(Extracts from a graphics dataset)
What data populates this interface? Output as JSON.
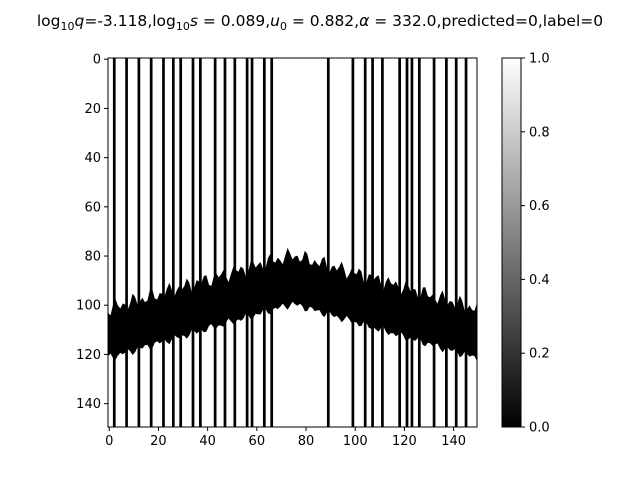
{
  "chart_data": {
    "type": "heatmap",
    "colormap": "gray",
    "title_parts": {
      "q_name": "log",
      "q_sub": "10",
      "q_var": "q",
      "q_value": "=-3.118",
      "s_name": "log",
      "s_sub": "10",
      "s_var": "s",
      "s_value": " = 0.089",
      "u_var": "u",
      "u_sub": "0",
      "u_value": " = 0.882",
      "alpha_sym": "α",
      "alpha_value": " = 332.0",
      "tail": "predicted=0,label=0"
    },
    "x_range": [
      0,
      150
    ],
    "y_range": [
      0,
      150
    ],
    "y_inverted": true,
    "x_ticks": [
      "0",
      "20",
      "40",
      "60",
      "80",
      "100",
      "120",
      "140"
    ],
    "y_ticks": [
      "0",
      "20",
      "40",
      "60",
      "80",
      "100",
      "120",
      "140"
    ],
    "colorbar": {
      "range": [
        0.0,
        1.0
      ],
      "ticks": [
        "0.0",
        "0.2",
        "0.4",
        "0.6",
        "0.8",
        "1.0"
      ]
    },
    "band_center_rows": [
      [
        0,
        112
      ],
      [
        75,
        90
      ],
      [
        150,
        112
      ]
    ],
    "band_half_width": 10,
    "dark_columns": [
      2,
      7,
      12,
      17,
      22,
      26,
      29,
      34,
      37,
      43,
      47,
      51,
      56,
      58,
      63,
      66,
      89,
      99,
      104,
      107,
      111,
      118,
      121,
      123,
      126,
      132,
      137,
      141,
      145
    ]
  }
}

---

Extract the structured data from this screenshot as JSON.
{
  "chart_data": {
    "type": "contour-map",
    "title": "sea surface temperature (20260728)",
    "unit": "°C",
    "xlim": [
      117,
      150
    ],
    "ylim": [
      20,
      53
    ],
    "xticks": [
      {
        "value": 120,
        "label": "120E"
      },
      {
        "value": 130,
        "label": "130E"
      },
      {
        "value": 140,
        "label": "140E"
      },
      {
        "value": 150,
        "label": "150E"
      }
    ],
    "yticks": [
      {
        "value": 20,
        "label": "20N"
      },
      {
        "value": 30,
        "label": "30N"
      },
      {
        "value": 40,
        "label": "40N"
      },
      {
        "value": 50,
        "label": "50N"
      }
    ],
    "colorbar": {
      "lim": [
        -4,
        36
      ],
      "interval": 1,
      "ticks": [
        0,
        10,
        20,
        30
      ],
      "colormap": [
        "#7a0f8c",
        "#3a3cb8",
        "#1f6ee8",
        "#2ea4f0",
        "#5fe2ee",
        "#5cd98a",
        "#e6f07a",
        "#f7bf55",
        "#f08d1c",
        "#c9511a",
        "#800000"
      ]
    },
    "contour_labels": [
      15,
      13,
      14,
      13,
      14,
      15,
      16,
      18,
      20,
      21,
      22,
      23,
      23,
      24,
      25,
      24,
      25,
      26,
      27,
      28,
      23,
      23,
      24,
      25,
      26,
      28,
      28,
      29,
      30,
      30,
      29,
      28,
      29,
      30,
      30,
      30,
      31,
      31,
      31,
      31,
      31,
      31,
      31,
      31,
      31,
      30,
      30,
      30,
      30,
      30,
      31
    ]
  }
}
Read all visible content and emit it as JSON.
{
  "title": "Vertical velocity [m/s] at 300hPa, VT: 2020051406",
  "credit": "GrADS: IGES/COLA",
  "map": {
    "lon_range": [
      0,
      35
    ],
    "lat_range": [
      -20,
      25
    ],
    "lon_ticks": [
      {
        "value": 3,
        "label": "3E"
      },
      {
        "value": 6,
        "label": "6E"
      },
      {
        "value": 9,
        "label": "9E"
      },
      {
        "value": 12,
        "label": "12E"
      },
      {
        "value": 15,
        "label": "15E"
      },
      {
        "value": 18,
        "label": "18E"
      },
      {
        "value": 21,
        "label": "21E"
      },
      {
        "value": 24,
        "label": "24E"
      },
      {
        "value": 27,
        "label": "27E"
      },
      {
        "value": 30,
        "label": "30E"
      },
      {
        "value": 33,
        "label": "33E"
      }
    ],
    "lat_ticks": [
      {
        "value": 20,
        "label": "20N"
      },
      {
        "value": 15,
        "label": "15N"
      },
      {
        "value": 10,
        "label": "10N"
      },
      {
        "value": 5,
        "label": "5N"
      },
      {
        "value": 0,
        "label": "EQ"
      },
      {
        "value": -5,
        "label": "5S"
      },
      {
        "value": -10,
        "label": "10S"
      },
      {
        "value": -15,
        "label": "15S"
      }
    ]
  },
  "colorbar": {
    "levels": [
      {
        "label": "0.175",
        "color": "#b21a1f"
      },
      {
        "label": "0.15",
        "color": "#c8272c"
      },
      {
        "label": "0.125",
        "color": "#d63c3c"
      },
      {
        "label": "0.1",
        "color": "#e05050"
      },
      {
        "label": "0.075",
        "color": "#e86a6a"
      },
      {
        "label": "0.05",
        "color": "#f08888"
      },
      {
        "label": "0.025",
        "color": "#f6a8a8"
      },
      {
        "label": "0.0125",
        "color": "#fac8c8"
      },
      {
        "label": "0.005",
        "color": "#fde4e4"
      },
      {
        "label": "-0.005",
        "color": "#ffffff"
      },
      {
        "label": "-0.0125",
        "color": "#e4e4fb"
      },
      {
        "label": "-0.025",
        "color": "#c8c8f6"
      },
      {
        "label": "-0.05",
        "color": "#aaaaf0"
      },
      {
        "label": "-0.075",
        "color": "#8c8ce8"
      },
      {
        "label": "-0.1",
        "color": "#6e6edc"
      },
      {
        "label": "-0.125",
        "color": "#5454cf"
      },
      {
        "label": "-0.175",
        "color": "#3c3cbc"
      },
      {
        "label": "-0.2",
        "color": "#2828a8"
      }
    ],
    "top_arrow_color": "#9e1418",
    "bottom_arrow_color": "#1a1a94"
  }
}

--

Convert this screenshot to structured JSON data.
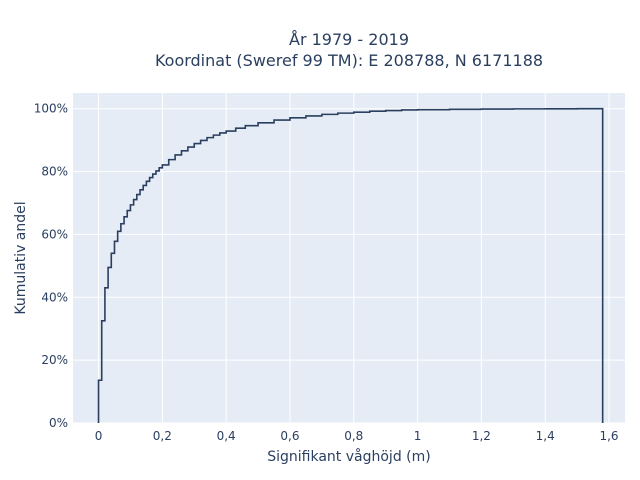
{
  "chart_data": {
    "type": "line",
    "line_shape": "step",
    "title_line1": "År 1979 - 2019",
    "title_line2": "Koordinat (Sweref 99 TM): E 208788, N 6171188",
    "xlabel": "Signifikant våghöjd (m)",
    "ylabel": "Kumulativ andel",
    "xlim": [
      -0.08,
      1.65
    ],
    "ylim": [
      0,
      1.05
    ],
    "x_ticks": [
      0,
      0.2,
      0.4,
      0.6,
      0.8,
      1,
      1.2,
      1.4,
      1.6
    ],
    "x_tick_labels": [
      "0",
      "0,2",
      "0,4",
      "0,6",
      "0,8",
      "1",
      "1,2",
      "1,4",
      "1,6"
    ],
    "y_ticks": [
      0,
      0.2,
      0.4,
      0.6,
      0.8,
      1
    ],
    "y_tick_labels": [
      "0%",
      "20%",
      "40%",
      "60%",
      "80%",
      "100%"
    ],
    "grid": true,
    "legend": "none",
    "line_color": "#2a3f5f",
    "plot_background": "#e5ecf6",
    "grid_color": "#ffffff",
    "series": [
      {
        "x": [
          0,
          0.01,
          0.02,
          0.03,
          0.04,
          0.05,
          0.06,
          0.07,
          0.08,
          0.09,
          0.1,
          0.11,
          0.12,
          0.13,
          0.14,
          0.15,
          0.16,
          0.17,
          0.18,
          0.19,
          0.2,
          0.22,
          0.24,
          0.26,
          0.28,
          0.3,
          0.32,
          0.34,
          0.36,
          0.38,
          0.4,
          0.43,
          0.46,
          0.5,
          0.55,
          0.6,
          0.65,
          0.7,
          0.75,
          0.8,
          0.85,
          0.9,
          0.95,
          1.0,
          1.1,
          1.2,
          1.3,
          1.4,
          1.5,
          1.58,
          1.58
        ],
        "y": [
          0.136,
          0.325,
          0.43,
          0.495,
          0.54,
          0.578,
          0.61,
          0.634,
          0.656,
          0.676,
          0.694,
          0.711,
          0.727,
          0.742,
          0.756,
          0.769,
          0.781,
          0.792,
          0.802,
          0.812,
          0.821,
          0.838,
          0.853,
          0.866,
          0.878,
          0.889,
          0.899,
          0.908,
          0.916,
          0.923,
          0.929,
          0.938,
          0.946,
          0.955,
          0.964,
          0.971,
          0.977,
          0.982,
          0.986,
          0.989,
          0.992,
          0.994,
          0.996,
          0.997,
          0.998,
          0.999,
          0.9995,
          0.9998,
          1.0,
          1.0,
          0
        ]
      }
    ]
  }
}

Task brief:
Collect every line above that contains the word "structured".

Worked solution:
Extract the structured data from this screenshot as JSON.
Convert this screenshot to structured JSON data.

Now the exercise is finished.